» WHAT YOU SHOULD DO
Gather each line containing the string "this" from these entries.

[Figure record listings]

--------------------

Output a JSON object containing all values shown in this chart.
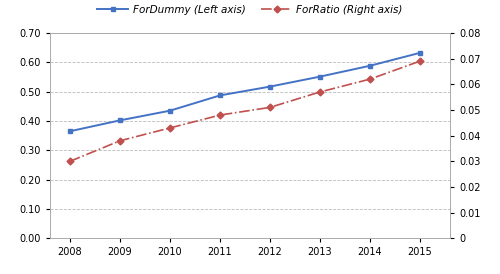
{
  "years": [
    2008,
    2009,
    2010,
    2011,
    2012,
    2013,
    2014,
    2015
  ],
  "for_dummy": [
    0.365,
    0.402,
    0.435,
    0.487,
    0.517,
    0.551,
    0.588,
    0.632
  ],
  "for_ratio": [
    0.03,
    0.038,
    0.043,
    0.048,
    0.051,
    0.057,
    0.062,
    0.069
  ],
  "left_ylim": [
    0.0,
    0.7
  ],
  "right_ylim": [
    0.0,
    0.08
  ],
  "left_ytick_labels": [
    "0.00",
    "0.10",
    "0.20",
    "0.30",
    "0.40",
    "0.50",
    "0.60",
    "0.70"
  ],
  "left_yticks": [
    0.0,
    0.1,
    0.2,
    0.3,
    0.4,
    0.5,
    0.6,
    0.7
  ],
  "right_ytick_labels": [
    "0",
    "0.01",
    "0.02",
    "0.03",
    "0.04",
    "0.05",
    "0.06",
    "0.07",
    "0.08"
  ],
  "right_yticks": [
    0.0,
    0.01,
    0.02,
    0.03,
    0.04,
    0.05,
    0.06,
    0.07,
    0.08
  ],
  "line1_color": "#4472C4",
  "line2_color": "#C0504D",
  "line1_label": "ForDummy (Left axis)",
  "line2_label": "ForRatio (Right axis)",
  "background_color": "#FFFFFF",
  "grid_color": "#AAAAAA",
  "spine_color": "#AAAAAA",
  "figsize": [
    5.0,
    2.74
  ],
  "dpi": 100
}
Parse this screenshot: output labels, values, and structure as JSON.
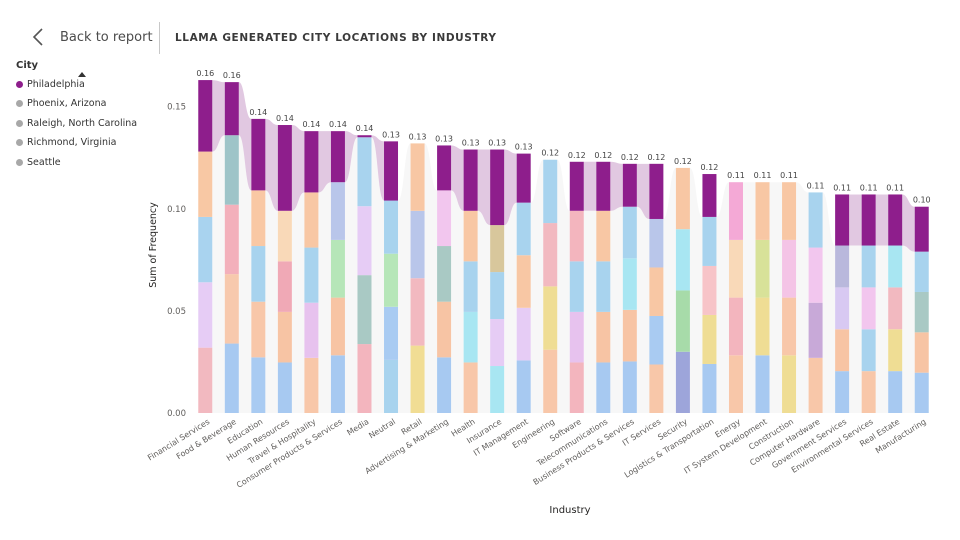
{
  "header": {
    "back_label": "Back to report",
    "title": "LLAMA GENERATED CITY LOCATIONS BY INDUSTRY"
  },
  "legend": {
    "title": "City",
    "items": [
      {
        "label": "Philadelphia",
        "color": "#8E1E8C"
      },
      {
        "label": "Phoenix, Arizona",
        "color": "#A8A8A8"
      },
      {
        "label": "Raleigh, North Carolina",
        "color": "#A8A8A8"
      },
      {
        "label": "Richmond, Virginia",
        "color": "#A8A8A8"
      },
      {
        "label": "Seattle",
        "color": "#A8A8A8"
      }
    ]
  },
  "chart_data": {
    "type": "bar",
    "subtype": "ribbon",
    "xlabel": "Industry",
    "ylabel": "Sum of Frequency",
    "ylim": [
      0,
      0.165
    ],
    "yticks": [
      "0.00",
      "0.05",
      "0.10",
      "0.15"
    ],
    "highlight_series": "Philadelphia",
    "highlight_color": "#8E1E8C",
    "categories": [
      "Financial Services",
      "Food & Beverage",
      "Education",
      "Human Resources",
      "Travel & Hospitality",
      "Consumer Products & Services",
      "Media",
      "Neutral",
      "Retail",
      "Advertising & Marketing",
      "Health",
      "Insurance",
      "IT Management",
      "Engineering",
      "Software",
      "Telecommunications",
      "Business Products & Services",
      "IT Services",
      "Security",
      "Logistics & Transportation",
      "Energy",
      "IT System Development",
      "Construction",
      "Computer Hardware",
      "Government Services",
      "Environmental Services",
      "Real Estate",
      "Manufacturing"
    ],
    "totals": [
      0.163,
      0.162,
      0.144,
      0.141,
      0.138,
      0.138,
      0.136,
      0.133,
      0.132,
      0.131,
      0.129,
      0.129,
      0.127,
      0.124,
      0.123,
      0.123,
      0.122,
      0.122,
      0.12,
      0.117,
      0.113,
      0.113,
      0.113,
      0.108,
      0.107,
      0.107,
      0.107,
      0.101
    ],
    "data_labels": [
      "0.16",
      "0.16",
      "0.14",
      "0.14",
      "0.14",
      "0.14",
      "0.14",
      "0.13",
      "0.13",
      "0.13",
      "0.13",
      "0.13",
      "0.13",
      "0.12",
      "0.12",
      "0.12",
      "0.12",
      "0.12",
      "0.12",
      "0.12",
      "0.11",
      "0.11",
      "0.11",
      "0.11",
      "0.11",
      "0.11",
      "0.11",
      "0.10"
    ],
    "philadelphia": [
      0.035,
      0.026,
      0.035,
      0.042,
      0.03,
      0.025,
      0.001,
      0.029,
      0.0,
      0.022,
      0.03,
      0.037,
      0.024,
      0.0,
      0.024,
      0.024,
      0.021,
      0.027,
      0.0,
      0.021,
      0.0,
      0.0,
      0.0,
      0.0,
      0.025,
      0.025,
      0.025,
      0.022
    ],
    "segment_colors": [
      [
        "#F2B9C0",
        "#E6CCF5",
        "#A9D3EF",
        "#F8C8A4"
      ],
      [
        "#A7C9F1",
        "#F7C9AD",
        "#F3B0BB",
        "#9EC4C8"
      ],
      [
        "#A9CBF2",
        "#F8C7A9",
        "#A8D3EE",
        "#F9C8A4"
      ],
      [
        "#A7C9F1",
        "#F7C4A4",
        "#F0A9B6",
        "#F9D9B8"
      ],
      [
        "#F8C7A9",
        "#E7C2EE",
        "#A8D3EE",
        "#F8C7A4"
      ],
      [
        "#A7C9F1",
        "#F7C4A4",
        "#B6E6B8",
        "#B9C6EA"
      ],
      [
        "#F3B5BE",
        "#A9C9C4",
        "#E6CCF5",
        "#A8D3EE"
      ],
      [
        "#A8D3EE",
        "#A9CBF2",
        "#B6E6B8",
        "#A8D3EE"
      ],
      [
        "#F1DD94",
        "#F2B9C0",
        "#B9C6EA",
        "#F8C7A4"
      ],
      [
        "#A7C9F1",
        "#F7C4A4",
        "#A9C9C4",
        "#F2C6EE"
      ],
      [
        "#F8C7A9",
        "#A8E6F2",
        "#A8D3EE",
        "#F8C7A4"
      ],
      [
        "#A8E6F2",
        "#E6CCF5",
        "#A8D3EE",
        "#D8C79C"
      ],
      [
        "#A7C9F1",
        "#E6CCF5",
        "#F8C7A4",
        "#A8D3EE"
      ],
      [
        "#F8C7A9",
        "#EFDD94",
        "#F2B9C0",
        "#A8D3EE"
      ],
      [
        "#F3B5BE",
        "#E7C2EE",
        "#A8D3EE",
        "#F3B5BE"
      ],
      [
        "#A7C9F1",
        "#F7C4A4",
        "#A8D3EE",
        "#F8C7A4"
      ],
      [
        "#A7C9F1",
        "#F7C4A4",
        "#A8E6F2",
        "#A8D3EE"
      ],
      [
        "#F8C7A9",
        "#A9CBF2",
        "#F8C7A4",
        "#B9C6EA"
      ],
      [
        "#9DA5DA",
        "#A7DBA9",
        "#A8E6F2",
        "#F8C7A4"
      ],
      [
        "#A7C9F1",
        "#EFDD94",
        "#F7C4C8",
        "#A8D3EE"
      ],
      [
        "#F8C7A9",
        "#F3B5BE",
        "#F9D9B8",
        "#F4A9D6"
      ],
      [
        "#A7C9F1",
        "#EFDD94",
        "#D8E299",
        "#F8C7A4"
      ],
      [
        "#EFDD94",
        "#F8C7A9",
        "#F4C4E6",
        "#F8C7A4"
      ],
      [
        "#F8C7A9",
        "#C8A9D8",
        "#F2C6EE",
        "#A8D3EE"
      ],
      [
        "#A7C9F1",
        "#F7C4A4",
        "#D8C9F2",
        "#B9B8DC"
      ],
      [
        "#F8C7A9",
        "#A8D3EE",
        "#F2C6EE",
        "#A8D3EE"
      ],
      [
        "#A7C9F1",
        "#EFDD94",
        "#F2B9C0",
        "#A8E6F2"
      ],
      [
        "#A7C9F1",
        "#F7C4A4",
        "#A9C9C4",
        "#A8D3EE"
      ]
    ]
  }
}
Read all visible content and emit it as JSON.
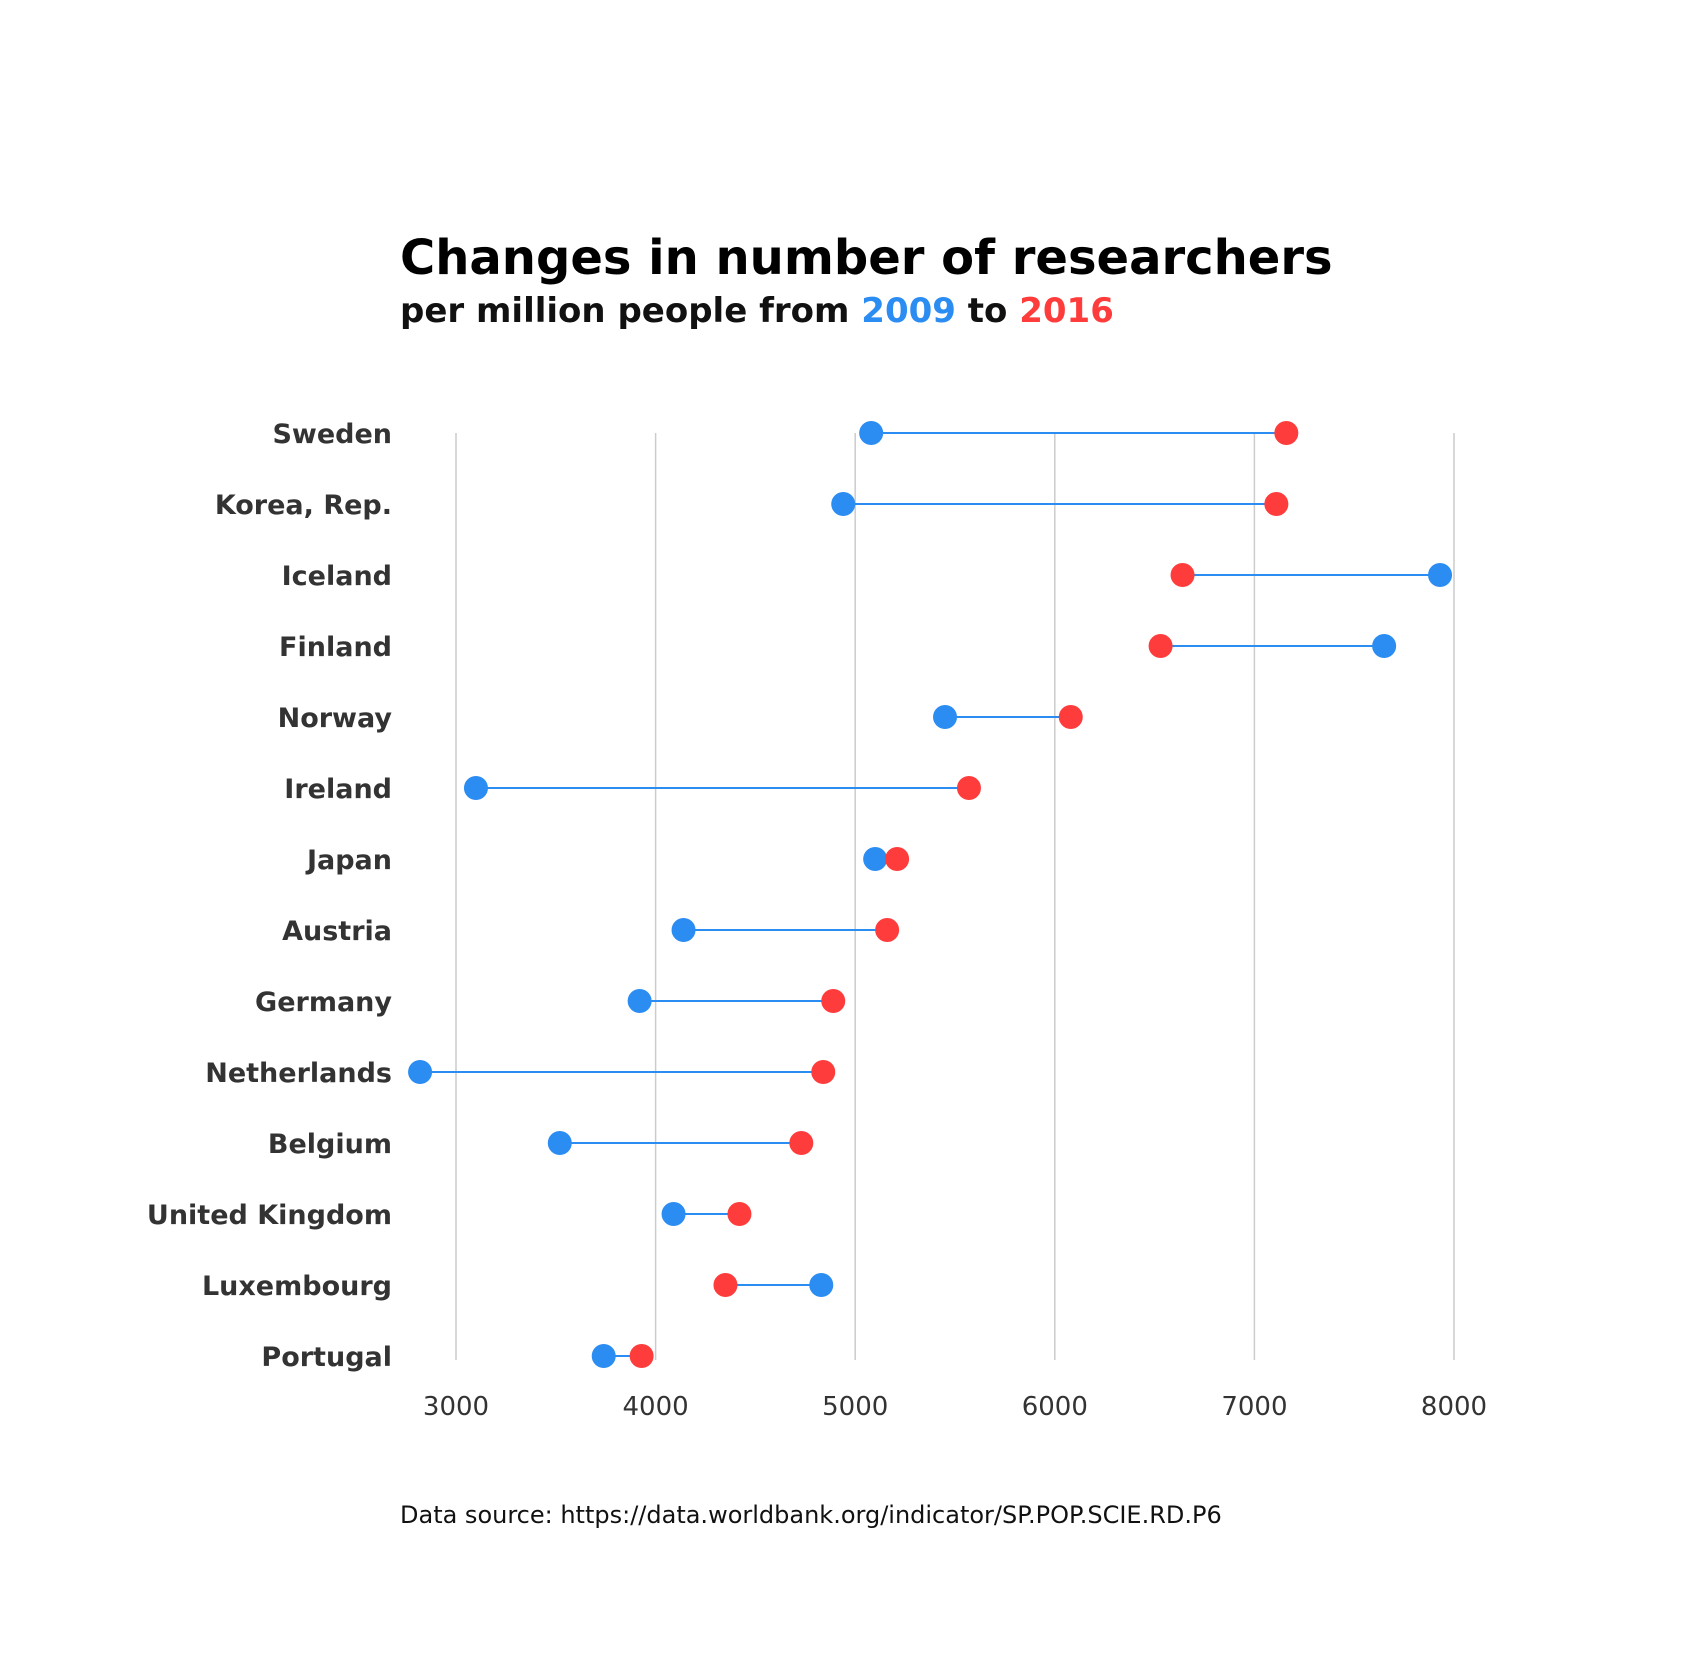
{
  "chart_data": {
    "type": "dumbbell",
    "title": "Changes in number of researchers",
    "subtitle": {
      "prefix": "per million people from ",
      "year1": "2009",
      "middle": " to ",
      "year2": "2016"
    },
    "xlim": [
      2700,
      8200
    ],
    "xticks": [
      3000,
      4000,
      5000,
      6000,
      7000,
      8000
    ],
    "categories": [
      "Sweden",
      "Korea, Rep.",
      "Iceland",
      "Finland",
      "Norway",
      "Ireland",
      "Japan",
      "Austria",
      "Germany",
      "Netherlands",
      "Belgium",
      "United Kingdom",
      "Luxembourg",
      "Portugal"
    ],
    "series": [
      {
        "name": "2009",
        "color": "#2b8cf2",
        "values": [
          5080,
          4940,
          7930,
          7650,
          5450,
          3100,
          5100,
          4140,
          3920,
          2820,
          3520,
          4090,
          4830,
          3740
        ]
      },
      {
        "name": "2016",
        "color": "#ff3c3c",
        "values": [
          7160,
          7110,
          6640,
          6530,
          6080,
          5570,
          5210,
          5160,
          4890,
          4840,
          4730,
          4420,
          4350,
          3930
        ]
      }
    ],
    "grid": true,
    "legend": "subtitle",
    "line_color": "#2b8cf2"
  },
  "source_text": "Data source:  https://data.worldbank.org/indicator/SP.POP.SCIE.RD.P6"
}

--------------------

» RESPONSE TO THE TASK
Output a JSON object containing all values shown in this chart.
Parse this screenshot: output labels, values, and structure as JSON.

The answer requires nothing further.